→ WHAT IS REQUIRED: Filter the entries, keeping every line with the word "unpriced".

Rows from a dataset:

== == ==

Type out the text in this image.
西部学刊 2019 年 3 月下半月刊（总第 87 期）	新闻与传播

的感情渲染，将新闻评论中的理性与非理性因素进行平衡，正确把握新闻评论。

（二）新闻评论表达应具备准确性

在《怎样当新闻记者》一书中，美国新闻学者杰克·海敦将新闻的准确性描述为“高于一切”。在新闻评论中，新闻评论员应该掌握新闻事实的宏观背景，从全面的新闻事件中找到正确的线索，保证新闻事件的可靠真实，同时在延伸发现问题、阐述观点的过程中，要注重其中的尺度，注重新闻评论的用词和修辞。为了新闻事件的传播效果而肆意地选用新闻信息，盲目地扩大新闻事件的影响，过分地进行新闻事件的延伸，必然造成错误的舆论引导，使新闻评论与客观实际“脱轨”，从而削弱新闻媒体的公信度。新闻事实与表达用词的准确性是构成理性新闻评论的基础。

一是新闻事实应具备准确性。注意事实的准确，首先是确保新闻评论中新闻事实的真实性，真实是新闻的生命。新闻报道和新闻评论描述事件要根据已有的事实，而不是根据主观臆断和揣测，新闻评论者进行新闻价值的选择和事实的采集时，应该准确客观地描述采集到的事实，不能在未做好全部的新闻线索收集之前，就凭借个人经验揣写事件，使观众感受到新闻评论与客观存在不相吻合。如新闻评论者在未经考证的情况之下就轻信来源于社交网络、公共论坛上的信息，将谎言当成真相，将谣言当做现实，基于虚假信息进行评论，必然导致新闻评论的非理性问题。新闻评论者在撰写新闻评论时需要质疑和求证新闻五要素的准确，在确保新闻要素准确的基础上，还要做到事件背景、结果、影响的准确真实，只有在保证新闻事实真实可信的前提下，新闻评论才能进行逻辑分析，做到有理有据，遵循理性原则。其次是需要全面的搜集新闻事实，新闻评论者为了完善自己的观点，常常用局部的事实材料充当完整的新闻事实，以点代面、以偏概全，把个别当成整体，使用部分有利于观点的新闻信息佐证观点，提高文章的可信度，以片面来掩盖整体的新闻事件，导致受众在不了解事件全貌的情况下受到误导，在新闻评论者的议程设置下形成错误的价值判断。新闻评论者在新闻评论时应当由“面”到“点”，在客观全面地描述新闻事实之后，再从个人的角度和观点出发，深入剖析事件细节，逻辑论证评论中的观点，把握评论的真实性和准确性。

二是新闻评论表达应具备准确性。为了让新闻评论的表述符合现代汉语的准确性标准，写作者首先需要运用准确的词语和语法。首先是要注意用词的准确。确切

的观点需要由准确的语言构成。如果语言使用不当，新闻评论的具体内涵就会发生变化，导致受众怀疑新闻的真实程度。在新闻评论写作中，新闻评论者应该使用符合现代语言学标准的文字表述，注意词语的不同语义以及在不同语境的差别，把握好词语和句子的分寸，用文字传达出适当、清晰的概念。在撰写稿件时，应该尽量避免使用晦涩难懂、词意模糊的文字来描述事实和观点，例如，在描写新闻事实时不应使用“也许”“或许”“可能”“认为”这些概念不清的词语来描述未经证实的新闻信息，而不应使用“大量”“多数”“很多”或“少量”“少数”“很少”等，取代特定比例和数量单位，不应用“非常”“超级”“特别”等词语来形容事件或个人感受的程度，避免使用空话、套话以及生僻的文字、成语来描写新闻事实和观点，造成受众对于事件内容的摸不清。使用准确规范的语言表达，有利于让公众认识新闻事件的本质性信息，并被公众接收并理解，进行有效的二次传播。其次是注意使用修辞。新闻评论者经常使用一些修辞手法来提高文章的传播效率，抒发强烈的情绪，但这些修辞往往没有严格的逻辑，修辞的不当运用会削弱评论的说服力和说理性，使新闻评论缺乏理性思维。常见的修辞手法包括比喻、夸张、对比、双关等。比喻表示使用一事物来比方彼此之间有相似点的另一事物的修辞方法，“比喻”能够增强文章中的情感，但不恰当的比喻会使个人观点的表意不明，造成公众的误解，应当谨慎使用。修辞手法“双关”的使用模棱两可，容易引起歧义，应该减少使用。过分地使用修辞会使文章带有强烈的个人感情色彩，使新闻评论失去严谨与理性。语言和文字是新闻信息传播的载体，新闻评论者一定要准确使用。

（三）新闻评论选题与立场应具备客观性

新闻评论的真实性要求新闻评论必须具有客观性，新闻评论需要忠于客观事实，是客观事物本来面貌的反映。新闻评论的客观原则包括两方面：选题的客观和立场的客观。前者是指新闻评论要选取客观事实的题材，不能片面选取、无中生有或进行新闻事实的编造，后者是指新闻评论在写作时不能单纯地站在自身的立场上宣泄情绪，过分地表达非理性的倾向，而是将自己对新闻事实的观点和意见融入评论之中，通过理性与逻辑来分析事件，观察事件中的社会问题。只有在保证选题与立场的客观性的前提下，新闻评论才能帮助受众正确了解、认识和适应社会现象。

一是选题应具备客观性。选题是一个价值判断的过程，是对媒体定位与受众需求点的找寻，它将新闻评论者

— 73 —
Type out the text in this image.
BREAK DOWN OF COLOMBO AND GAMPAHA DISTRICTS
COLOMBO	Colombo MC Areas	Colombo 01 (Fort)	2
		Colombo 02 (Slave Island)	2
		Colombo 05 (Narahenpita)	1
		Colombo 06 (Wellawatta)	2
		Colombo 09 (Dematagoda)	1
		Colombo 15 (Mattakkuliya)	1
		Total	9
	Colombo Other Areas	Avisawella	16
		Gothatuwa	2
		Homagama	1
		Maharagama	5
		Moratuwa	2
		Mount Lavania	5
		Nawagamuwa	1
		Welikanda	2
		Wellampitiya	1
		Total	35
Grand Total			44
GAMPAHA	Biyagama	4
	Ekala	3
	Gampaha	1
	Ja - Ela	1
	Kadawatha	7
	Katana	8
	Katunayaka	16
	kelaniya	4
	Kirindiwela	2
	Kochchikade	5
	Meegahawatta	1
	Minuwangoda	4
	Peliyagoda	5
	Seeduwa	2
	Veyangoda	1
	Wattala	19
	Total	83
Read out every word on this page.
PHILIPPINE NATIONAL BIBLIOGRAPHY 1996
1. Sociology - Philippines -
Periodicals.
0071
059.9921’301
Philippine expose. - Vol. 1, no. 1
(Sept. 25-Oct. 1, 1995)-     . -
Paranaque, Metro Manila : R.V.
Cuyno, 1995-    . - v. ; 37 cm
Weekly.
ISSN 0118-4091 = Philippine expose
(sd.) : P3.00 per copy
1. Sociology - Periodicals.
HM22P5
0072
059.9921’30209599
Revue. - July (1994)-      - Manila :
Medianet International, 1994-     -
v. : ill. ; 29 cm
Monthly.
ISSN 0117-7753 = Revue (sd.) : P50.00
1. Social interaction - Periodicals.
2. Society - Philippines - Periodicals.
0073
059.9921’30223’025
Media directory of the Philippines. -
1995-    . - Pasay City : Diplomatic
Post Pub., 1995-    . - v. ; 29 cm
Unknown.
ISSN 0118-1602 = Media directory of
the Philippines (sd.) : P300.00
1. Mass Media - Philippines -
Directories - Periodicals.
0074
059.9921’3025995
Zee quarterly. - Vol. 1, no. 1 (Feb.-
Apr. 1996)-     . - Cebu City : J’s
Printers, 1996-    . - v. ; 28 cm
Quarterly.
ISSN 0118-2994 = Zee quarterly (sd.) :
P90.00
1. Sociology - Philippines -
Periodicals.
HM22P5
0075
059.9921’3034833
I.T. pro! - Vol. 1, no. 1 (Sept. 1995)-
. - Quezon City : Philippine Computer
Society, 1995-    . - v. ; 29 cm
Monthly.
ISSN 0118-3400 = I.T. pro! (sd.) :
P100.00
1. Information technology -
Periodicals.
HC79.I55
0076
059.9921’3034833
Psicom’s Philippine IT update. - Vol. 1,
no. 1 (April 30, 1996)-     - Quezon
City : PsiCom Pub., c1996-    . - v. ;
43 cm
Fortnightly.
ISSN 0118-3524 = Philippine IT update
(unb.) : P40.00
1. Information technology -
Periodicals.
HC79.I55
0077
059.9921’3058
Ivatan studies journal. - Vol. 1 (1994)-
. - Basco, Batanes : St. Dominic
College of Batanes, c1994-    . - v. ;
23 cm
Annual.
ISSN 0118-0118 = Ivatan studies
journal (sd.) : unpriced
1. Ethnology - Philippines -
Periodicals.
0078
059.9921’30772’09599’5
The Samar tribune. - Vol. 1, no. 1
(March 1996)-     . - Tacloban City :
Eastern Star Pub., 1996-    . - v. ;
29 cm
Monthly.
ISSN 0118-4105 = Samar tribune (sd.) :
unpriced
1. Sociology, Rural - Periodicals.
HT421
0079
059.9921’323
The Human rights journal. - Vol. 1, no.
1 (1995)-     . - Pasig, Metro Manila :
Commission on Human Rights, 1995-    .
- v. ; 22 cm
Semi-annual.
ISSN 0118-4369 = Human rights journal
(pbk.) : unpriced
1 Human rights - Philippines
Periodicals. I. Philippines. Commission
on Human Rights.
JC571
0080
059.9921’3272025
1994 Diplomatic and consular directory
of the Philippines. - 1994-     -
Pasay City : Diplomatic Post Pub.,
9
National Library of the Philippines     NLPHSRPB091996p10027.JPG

== == ==

→ EXERCISE SOLUTION:
journal (sd.) : unpriced
unpriced
(pbk.) : unpriced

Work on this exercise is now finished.